_What is required_. Do not include the pictures; repeat the rest of the data exactly.

Items from a dataset
_ _ _
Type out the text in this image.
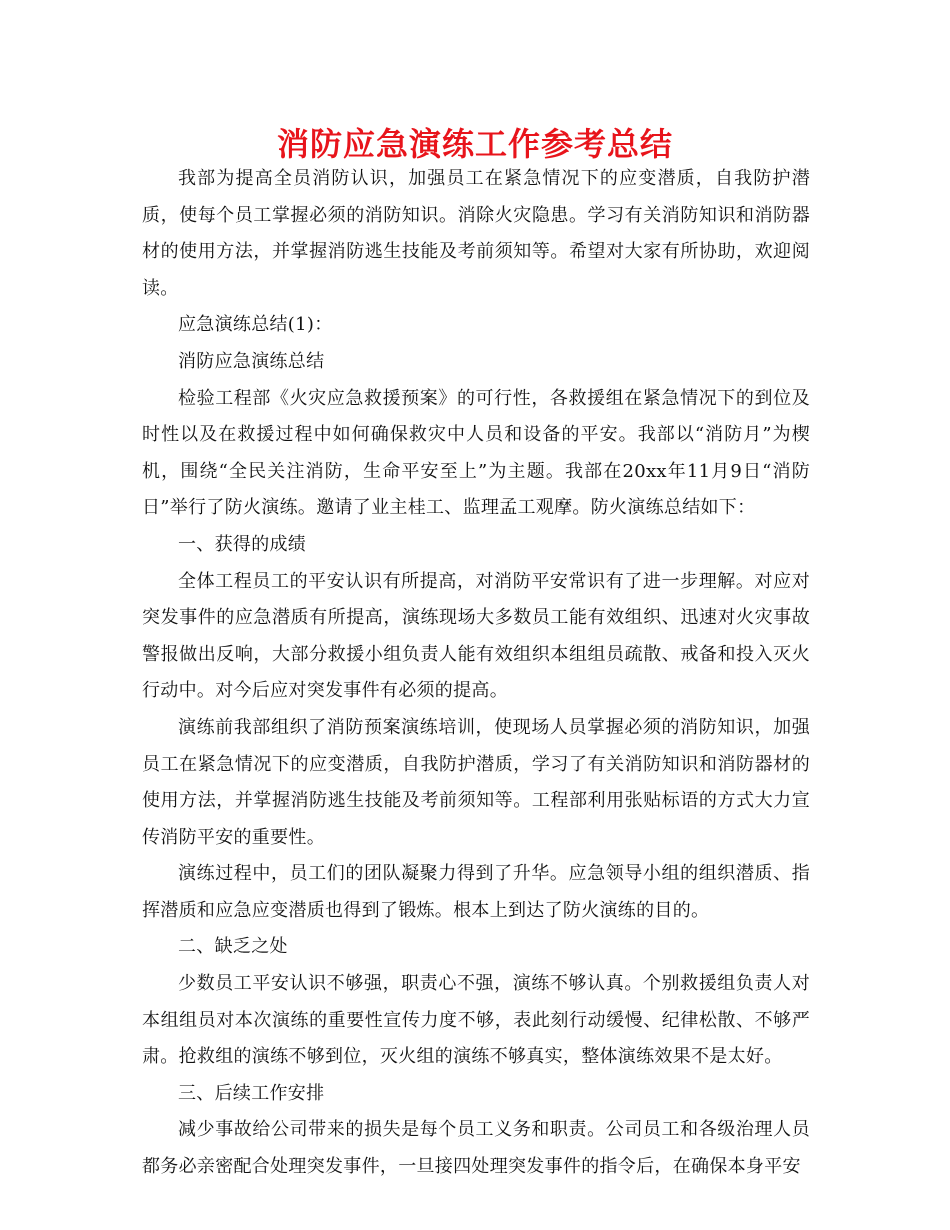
消防应急演练工作参考总结

我部为提高全员消防认识，加强员工在紧急情况下的应变潜质，自我防护潜质，使每个员工掌握必须的消防知识。消除火灾隐患。学习有关消防知识和消防器材的使用方法，并掌握消防逃生技能及考前须知等。希望对大家有所协助，欢迎阅读。

应急演练总结(1)：

消防应急演练总结

检验工程部《火灾应急救援预案》的可行性，各救援组在紧急情况下的到位及时性以及在救援过程中如何确保救灾中人员和设备的平安。我部以“消防月”为楔机，围绕“全民关注消防，生命平安至上”为主题。我部在20xx年11月9日“消防日”举行了防火演练。邀请了业主桂工、监理孟工观摩。防火演练总结如下：

一、获得的成绩

全体工程员工的平安认识有所提高，对消防平安常识有了进一步理解。对应对突发事件的应急潜质有所提高，演练现场大多数员工能有效组织、迅速对火灾事故警报做出反响，大部分救援小组负责人能有效组织本组组员疏散、戒备和投入灭火行动中。对今后应对突发事件有必须的提高。

演练前我部组织了消防预案演练培训，使现场人员掌握必须的消防知识，加强员工在紧急情况下的应变潜质，自我防护潜质，学习了有关消防知识和消防器材的使用方法，并掌握消防逃生技能及考前须知等。工程部利用张贴标语的方式大力宣传消防平安的重要性。

演练过程中，员工们的团队凝聚力得到了升华。应急领导小组的组织潜质、指挥潜质和应急应变潜质也得到了锻炼。根本上到达了防火演练的目的。

二、缺乏之处

少数员工平安认识不够强，职责心不强，演练不够认真。个别救援组负责人对本组组员对本次演练的重要性宣传力度不够，表此刻行动缓慢、纪律松散、不够严肃。抢救组的演练不够到位，灭火组的演练不够真实，整体演练效果不是太好。

三、后续工作安排

减少事故给公司带来的损失是每个员工义务和职责。公司员工和各级治理人员都务必亲密配合处理突发事件，一旦接四处理突发事件的指令后，在确保本身平安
_ _ _
_Correct answer_.
Type out the text in this image.
消防应急演练工作参考总结

我部为提高全员消防认识，加强员工在紧急情况下的应变潜质，自我防护潜质，使每个员工掌握必须的消防知识。消除火灾隐患。学习有关消防知识和消防器材的使用方法，并掌握消防逃生技能及考前须知等。希望对大家有所协助，欢迎阅读。

应急演练总结(1)：

消防应急演练总结

检验工程部《火灾应急救援预案》的可行性，各救援组在紧急情况下的到位及时性以及在救援过程中如何确保救灾中人员和设备的平安。我部以“消防月”为楔机，围绕“全民关注消防，生命平安至上”为主题。我部在20xx年11月9日“消防日”举行了防火演练。邀请了业主桂工、监理孟工观摩。防火演练总结如下：

一、获得的成绩

全体工程员工的平安认识有所提高，对消防平安常识有了进一步理解。对应对突发事件的应急潜质有所提高，演练现场大多数员工能有效组织、迅速对火灾事故警报做出反响，大部分救援小组负责人能有效组织本组组员疏散、戒备和投入灭火行动中。对今后应对突发事件有必须的提高。

演练前我部组织了消防预案演练培训，使现场人员掌握必须的消防知识，加强员工在紧急情况下的应变潜质，自我防护潜质，学习了有关消防知识和消防器材的使用方法，并掌握消防逃生技能及考前须知等。工程部利用张贴标语的方式大力宣传消防平安的重要性。

演练过程中，员工们的团队凝聚力得到了升华。应急领导小组的组织潜质、指挥潜质和应急应变潜质也得到了锻炼。根本上到达了防火演练的目的。

二、缺乏之处

少数员工平安认识不够强，职责心不强，演练不够认真。个别救援组负责人对本组组员对本次演练的重要性宣传力度不够，表此刻行动缓慢、纪律松散、不够严肃。抢救组的演练不够到位，灭火组的演练不够真实，整体演练效果不是太好。

三、后续工作安排

减少事故给公司带来的损失是每个员工义务和职责。公司员工和各级治理人员都务必亲密配合处理突发事件，一旦接四处理突发事件的指令后，在确保本身平安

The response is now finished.